* _Excerpted data_:

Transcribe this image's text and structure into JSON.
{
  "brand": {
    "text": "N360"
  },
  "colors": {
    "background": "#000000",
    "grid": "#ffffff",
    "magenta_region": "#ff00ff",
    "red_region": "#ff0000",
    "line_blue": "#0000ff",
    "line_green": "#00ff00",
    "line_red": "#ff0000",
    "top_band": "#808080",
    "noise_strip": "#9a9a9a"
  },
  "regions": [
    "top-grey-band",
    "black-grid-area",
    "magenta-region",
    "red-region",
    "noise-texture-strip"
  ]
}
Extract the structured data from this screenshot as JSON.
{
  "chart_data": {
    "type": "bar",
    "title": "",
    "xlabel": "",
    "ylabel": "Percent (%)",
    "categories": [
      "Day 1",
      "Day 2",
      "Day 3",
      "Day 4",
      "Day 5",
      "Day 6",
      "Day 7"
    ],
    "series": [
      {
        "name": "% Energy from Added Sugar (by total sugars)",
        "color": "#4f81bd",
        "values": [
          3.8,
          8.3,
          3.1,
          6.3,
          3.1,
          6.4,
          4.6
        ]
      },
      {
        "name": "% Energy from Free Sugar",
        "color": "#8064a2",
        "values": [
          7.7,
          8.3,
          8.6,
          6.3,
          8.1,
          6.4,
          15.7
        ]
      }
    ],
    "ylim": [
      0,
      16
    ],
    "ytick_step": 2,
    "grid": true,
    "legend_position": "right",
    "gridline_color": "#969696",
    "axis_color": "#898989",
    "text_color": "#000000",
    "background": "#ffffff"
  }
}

* _Given problem_: Repeat every entry word for word.

* _Written answer_:
Transcribe this image's text and structure into JSON.
{
  "brand": {
    "text": "N360"
  },
  "colors": {
    "background": "#000000",
    "grid": "#ffffff",
    "magenta_region": "#ff00ff",
    "red_region": "#ff0000",
    "line_blue": "#0000ff",
    "line_green": "#00ff00",
    "line_red": "#ff0000",
    "top_band": "#808080",
    "noise_strip": "#9a9a9a"
  },
  "regions": [
    "top-grey-band",
    "black-grid-area",
    "magenta-region",
    "red-region",
    "noise-texture-strip"
  ]
}
Extract the structured data from this screenshot as JSON.
{
  "chart_data": {
    "type": "bar",
    "title": "",
    "xlabel": "",
    "ylabel": "Percent (%)",
    "categories": [
      "Day 1",
      "Day 2",
      "Day 3",
      "Day 4",
      "Day 5",
      "Day 6",
      "Day 7"
    ],
    "series": [
      {
        "name": "% Energy from Added Sugar (by total sugars)",
        "color": "#4f81bd",
        "values": [
          3.8,
          8.3,
          3.1,
          6.3,
          3.1,
          6.4,
          4.6
        ]
      },
      {
        "name": "% Energy from Free Sugar",
        "color": "#8064a2",
        "values": [
          7.7,
          8.3,
          8.6,
          6.3,
          8.1,
          6.4,
          15.7
        ]
      }
    ],
    "ylim": [
      0,
      16
    ],
    "ytick_step": 2,
    "grid": true,
    "legend_position": "right",
    "gridline_color": "#969696",
    "axis_color": "#898989",
    "text_color": "#000000",
    "background": "#ffffff"
  }
}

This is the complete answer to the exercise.